● **Provided entries**
┄┄┄┄┄┄

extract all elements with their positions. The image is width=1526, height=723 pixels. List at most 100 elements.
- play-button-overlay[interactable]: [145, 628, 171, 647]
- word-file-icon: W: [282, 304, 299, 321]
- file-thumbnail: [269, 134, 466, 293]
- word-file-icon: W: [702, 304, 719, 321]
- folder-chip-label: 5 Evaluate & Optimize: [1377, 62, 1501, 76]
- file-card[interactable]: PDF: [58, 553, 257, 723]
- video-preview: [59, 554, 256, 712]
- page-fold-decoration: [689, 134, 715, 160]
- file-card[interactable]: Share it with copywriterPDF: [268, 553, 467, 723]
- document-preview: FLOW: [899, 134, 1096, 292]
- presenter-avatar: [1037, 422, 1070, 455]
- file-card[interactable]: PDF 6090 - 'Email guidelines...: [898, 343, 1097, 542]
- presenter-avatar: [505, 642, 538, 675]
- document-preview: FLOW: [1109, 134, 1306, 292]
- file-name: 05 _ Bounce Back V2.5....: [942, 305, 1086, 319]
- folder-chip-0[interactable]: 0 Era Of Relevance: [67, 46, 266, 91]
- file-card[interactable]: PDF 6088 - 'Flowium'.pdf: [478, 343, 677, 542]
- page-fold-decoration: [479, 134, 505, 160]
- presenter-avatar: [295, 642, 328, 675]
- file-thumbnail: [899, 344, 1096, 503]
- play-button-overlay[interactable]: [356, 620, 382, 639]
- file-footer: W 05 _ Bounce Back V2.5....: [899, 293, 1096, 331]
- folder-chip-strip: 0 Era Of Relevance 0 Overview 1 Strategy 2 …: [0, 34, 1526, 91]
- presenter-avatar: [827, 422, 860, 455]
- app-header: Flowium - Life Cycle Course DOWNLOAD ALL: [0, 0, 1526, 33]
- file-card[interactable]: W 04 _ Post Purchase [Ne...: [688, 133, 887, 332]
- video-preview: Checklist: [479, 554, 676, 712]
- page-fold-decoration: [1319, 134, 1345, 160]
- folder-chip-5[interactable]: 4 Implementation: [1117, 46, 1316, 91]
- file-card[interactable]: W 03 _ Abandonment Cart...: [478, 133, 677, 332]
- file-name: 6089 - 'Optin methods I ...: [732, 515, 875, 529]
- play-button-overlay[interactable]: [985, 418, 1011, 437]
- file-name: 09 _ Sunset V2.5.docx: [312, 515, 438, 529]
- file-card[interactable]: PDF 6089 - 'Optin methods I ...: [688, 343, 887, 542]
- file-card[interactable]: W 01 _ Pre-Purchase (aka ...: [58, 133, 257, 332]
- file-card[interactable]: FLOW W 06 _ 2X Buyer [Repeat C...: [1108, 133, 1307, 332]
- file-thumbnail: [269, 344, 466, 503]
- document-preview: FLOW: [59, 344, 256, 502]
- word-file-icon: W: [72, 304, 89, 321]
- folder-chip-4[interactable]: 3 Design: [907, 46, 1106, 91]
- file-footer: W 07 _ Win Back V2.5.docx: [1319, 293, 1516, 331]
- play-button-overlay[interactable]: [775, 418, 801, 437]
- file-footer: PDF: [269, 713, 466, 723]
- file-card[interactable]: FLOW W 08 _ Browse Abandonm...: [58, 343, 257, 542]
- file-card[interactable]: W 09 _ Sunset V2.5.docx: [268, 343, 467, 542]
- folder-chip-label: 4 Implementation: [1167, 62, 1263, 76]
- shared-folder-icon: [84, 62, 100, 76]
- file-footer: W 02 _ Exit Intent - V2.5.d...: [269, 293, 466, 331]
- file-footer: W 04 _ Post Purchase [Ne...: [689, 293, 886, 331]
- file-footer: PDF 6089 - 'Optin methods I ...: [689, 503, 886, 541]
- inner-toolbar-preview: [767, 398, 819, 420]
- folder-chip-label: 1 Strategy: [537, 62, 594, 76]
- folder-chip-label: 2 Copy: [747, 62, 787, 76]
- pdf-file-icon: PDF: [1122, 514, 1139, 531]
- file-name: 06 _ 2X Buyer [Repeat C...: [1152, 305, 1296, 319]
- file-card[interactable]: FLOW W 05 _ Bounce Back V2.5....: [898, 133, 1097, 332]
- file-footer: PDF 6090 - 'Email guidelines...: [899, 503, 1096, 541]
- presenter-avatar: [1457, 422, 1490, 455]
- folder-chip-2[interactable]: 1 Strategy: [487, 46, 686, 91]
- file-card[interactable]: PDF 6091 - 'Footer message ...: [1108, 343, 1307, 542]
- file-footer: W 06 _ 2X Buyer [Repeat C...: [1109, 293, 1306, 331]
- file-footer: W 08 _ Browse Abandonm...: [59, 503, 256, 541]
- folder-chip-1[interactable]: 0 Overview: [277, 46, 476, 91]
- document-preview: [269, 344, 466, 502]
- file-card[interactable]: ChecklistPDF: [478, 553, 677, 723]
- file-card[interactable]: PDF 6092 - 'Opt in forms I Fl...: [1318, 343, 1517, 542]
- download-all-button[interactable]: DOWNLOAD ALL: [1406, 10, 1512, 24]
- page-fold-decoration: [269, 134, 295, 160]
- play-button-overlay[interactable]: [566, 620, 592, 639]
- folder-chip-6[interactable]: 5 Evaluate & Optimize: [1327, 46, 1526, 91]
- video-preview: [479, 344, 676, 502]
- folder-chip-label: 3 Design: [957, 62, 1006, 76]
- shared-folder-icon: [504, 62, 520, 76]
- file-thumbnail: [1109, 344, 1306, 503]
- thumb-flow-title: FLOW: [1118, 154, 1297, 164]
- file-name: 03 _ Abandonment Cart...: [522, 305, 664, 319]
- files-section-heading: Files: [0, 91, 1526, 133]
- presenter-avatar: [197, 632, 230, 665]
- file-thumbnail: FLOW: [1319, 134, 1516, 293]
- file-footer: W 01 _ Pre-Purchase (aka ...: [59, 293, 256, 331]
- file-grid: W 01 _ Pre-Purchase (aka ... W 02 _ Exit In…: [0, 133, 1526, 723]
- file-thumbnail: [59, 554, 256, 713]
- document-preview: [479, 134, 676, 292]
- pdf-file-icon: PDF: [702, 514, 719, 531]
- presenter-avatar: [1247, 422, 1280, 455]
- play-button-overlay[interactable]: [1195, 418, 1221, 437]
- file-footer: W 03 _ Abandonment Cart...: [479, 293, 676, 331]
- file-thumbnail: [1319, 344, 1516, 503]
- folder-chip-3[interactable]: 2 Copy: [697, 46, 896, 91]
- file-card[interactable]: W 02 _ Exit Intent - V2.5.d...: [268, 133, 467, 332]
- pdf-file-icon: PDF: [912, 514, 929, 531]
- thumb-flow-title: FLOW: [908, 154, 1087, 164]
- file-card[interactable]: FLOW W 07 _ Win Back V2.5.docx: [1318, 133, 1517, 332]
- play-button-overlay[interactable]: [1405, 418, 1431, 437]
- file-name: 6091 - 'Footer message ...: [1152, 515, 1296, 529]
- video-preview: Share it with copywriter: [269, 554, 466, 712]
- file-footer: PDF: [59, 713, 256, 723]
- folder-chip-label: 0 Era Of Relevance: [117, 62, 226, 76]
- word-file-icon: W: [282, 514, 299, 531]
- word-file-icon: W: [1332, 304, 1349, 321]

┄┄┄┄┄┄

● **Goal of the exercise**
Pull out each line in the records above that contains the string "Purchase".

● **Written solution**
- file-card[interactable]: W 04 _ Post Purchase [Ne...: [688, 133, 887, 332]
- file-card[interactable]: W 01 _ Pre-Purchase (aka ...: [58, 133, 257, 332]
- file-footer: W 04 _ Post Purchase [Ne...: [689, 293, 886, 331]
- file-footer: W 01 _ Pre-Purchase (aka ...: [59, 293, 256, 331]
- file-grid: W 01 _ Pre-Purchase (aka ... W 02 _ Exit In…: [0, 133, 1526, 723]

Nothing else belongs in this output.